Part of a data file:
━━━━━━

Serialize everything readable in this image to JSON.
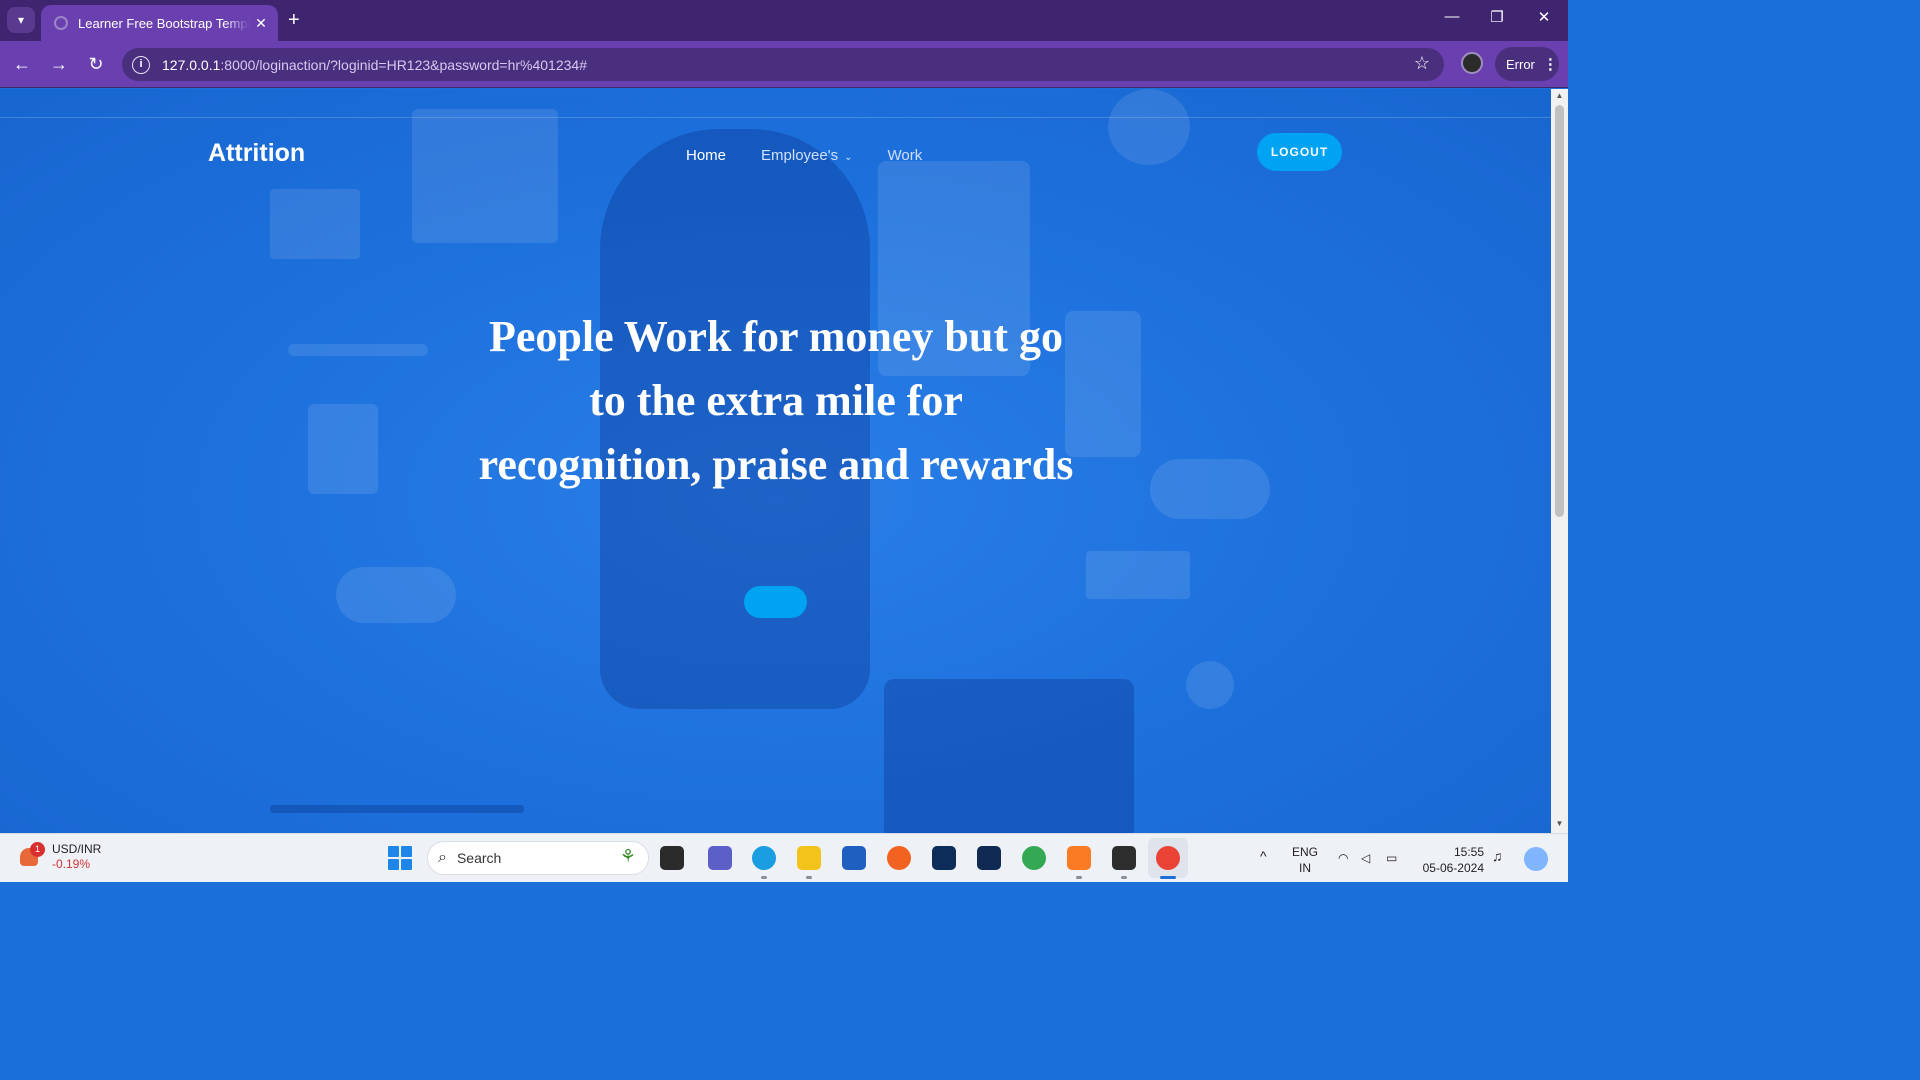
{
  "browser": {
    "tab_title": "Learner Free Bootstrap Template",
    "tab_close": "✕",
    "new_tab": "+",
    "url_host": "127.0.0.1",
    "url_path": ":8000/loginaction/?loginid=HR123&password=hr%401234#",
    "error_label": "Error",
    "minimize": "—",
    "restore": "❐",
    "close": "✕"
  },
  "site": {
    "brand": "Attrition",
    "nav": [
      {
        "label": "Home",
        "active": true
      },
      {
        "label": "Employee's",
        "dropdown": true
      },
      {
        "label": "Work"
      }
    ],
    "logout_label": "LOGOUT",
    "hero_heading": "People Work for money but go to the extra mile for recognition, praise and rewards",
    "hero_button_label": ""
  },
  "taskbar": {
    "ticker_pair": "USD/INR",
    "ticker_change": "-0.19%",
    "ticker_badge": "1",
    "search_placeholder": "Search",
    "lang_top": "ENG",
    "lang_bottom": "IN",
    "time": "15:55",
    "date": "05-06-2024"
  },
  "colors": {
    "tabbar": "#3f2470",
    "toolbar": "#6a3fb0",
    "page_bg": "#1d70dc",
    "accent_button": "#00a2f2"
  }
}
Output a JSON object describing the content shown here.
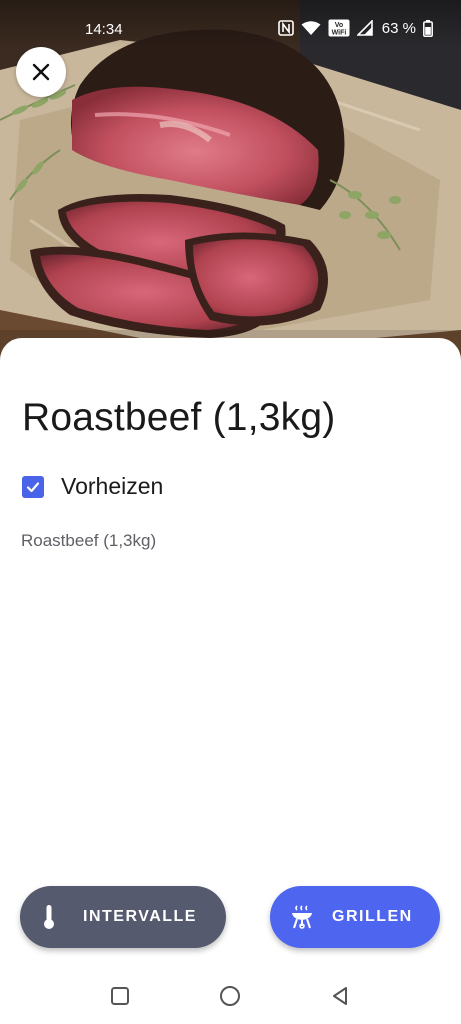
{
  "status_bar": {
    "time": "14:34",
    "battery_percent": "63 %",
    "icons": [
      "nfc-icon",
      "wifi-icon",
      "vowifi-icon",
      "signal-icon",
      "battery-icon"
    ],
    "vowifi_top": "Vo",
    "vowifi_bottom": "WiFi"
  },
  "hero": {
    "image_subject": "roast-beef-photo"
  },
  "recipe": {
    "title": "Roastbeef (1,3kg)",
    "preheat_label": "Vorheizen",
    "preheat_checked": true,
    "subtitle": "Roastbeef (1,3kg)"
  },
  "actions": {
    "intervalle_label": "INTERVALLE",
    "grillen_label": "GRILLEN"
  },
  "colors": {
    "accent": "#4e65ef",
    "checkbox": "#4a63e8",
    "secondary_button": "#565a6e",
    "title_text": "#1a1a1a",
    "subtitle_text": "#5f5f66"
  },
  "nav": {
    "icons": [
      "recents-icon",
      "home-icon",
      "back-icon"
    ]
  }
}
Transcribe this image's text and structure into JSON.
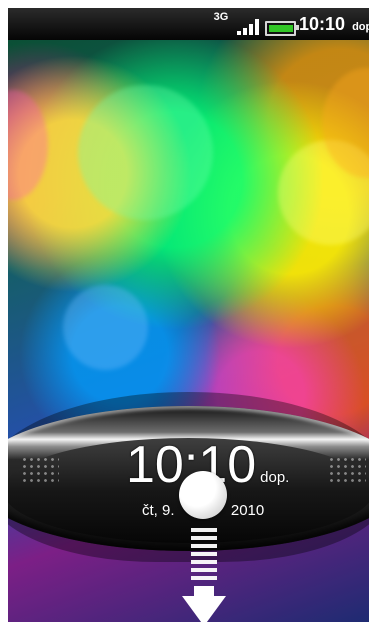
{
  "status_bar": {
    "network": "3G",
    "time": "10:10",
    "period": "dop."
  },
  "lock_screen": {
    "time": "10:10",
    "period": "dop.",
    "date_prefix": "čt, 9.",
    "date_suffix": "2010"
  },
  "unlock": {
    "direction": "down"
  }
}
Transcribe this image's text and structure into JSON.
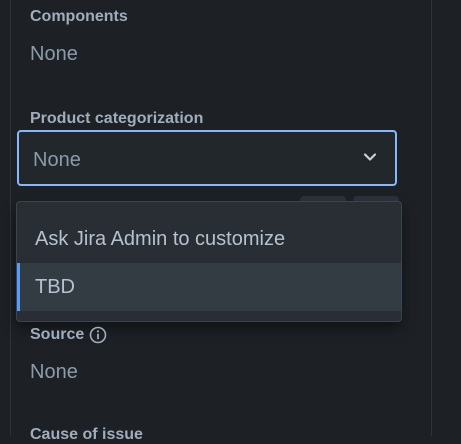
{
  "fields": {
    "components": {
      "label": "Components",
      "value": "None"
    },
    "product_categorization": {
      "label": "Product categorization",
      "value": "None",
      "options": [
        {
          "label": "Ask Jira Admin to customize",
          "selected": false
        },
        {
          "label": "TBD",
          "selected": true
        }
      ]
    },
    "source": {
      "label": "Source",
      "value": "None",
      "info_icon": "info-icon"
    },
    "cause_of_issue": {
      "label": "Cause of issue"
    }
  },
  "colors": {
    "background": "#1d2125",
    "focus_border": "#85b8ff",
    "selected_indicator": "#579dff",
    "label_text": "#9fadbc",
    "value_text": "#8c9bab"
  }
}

━━━━━━

Exercise directions: Repeat the data in full and exactly. Omit pictures.

Expected answer:
Serialize everything readable in this image to JSON.
{
  "browser": {
    "tab_title": "Learner Free Bootstrap Template",
    "tab_close": "✕",
    "new_tab": "+",
    "url_host": "127.0.0.1",
    "url_path": ":8000/loginaction/?loginid=HR123&password=hr%401234#",
    "error_label": "Error",
    "minimize": "—",
    "restore": "❐",
    "close": "✕"
  },
  "site": {
    "brand": "Attrition",
    "nav": [
      {
        "label": "Home",
        "active": true
      },
      {
        "label": "Employee's",
        "dropdown": true
      },
      {
        "label": "Work"
      }
    ],
    "logout_label": "LOGOUT",
    "hero_heading": "People Work for money but go to the extra mile for recognition, praise and rewards",
    "hero_button_label": ""
  },
  "taskbar": {
    "ticker_pair": "USD/INR",
    "ticker_change": "-0.19%",
    "ticker_badge": "1",
    "search_placeholder": "Search",
    "lang_top": "ENG",
    "lang_bottom": "IN",
    "time": "15:55",
    "date": "05-06-2024"
  },
  "colors": {
    "tabbar": "#3f2470",
    "toolbar": "#6a3fb0",
    "page_bg": "#1d70dc",
    "accent_button": "#00a2f2"
  }
}
Output a JSON object describing the content shown here.
{
  "status_bar": {
    "time": "14:34",
    "battery_percent": "63 %",
    "icons": [
      "nfc-icon",
      "wifi-icon",
      "vowifi-icon",
      "signal-icon",
      "battery-icon"
    ],
    "vowifi_top": "Vo",
    "vowifi_bottom": "WiFi"
  },
  "hero": {
    "image_subject": "roast-beef-photo"
  },
  "recipe": {
    "title": "Roastbeef (1,3kg)",
    "preheat_label": "Vorheizen",
    "preheat_checked": true,
    "subtitle": "Roastbeef (1,3kg)"
  },
  "actions": {
    "intervalle_label": "INTERVALLE",
    "grillen_label": "GRILLEN"
  },
  "colors": {
    "accent": "#4e65ef",
    "checkbox": "#4a63e8",
    "secondary_button": "#565a6e",
    "title_text": "#1a1a1a",
    "subtitle_text": "#5f5f66"
  },
  "nav": {
    "icons": [
      "recents-icon",
      "home-icon",
      "back-icon"
    ]
  }
}
Transcribe this image's text and structure into JSON.
{
  "status_bar": {
    "network": "3G",
    "time": "10:10",
    "period": "dop."
  },
  "lock_screen": {
    "time": "10:10",
    "period": "dop.",
    "date_prefix": "čt, 9.",
    "date_suffix": "2010"
  },
  "unlock": {
    "direction": "down"
  }
}
Transcribe this image's text and structure into JSON.
{
  "fields": {
    "components": {
      "label": "Components",
      "value": "None"
    },
    "product_categorization": {
      "label": "Product categorization",
      "value": "None",
      "options": [
        {
          "label": "Ask Jira Admin to customize",
          "selected": false
        },
        {
          "label": "TBD",
          "selected": true
        }
      ]
    },
    "source": {
      "label": "Source",
      "value": "None",
      "info_icon": "info-icon"
    },
    "cause_of_issue": {
      "label": "Cause of issue"
    }
  },
  "colors": {
    "background": "#1d2125",
    "focus_border": "#85b8ff",
    "selected_indicator": "#579dff",
    "label_text": "#9fadbc",
    "value_text": "#8c9bab"
  }
}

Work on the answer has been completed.